— START OF Recorded information —

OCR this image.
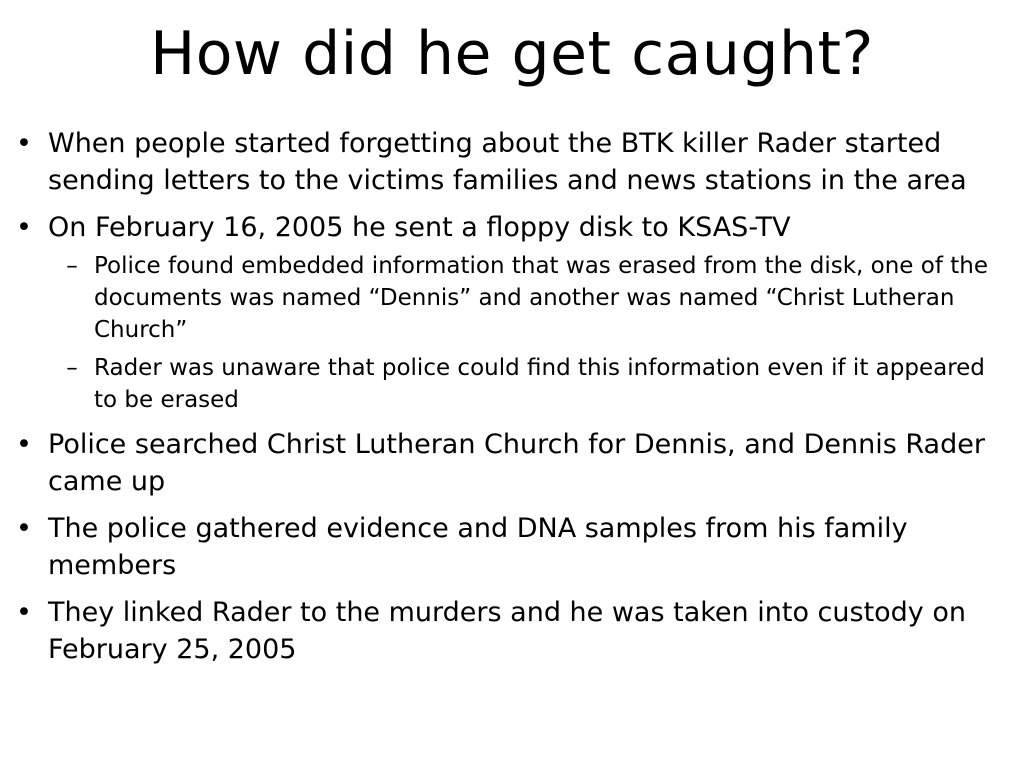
How did he get caught?
• When people started forgetting about the BTK killer Rader started sending letters to the victims families and news stations in the area
• On February 16, 2005 he sent a floppy disk to KSAS-TV
– Police found embedded information that was erased from the disk, one of the documents was named “Dennis” and another was named “Christ Lutheran Church”
– Rader was unaware that police could find this information even if it appeared to be erased
• Police searched Christ Lutheran Church for Dennis, and Dennis Rader came up
• The police gathered evidence and DNA samples from his family members
• They linked Rader to the murders and he was taken into custody on February 25, 2005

— END OF Recorded information —

The request:
The records above are to be restated exactly, without their pictures.

Exercise response:
OCR this image.
How did he get caught?
• When people started forgetting about the BTK killer Rader started sending letters to the victims families and news stations in the area
• On February 16, 2005 he sent a floppy disk to KSAS-TV
– Police found embedded information that was erased from the disk, one of the documents was named “Dennis” and another was named “Christ Lutheran Church”
– Rader was unaware that police could find this information even if it appeared to be erased
• Police searched Christ Lutheran Church for Dennis, and Dennis Rader came up
• The police gathered evidence and DNA samples from his family members
• They linked Rader to the murders and he was taken into custody on February 25, 2005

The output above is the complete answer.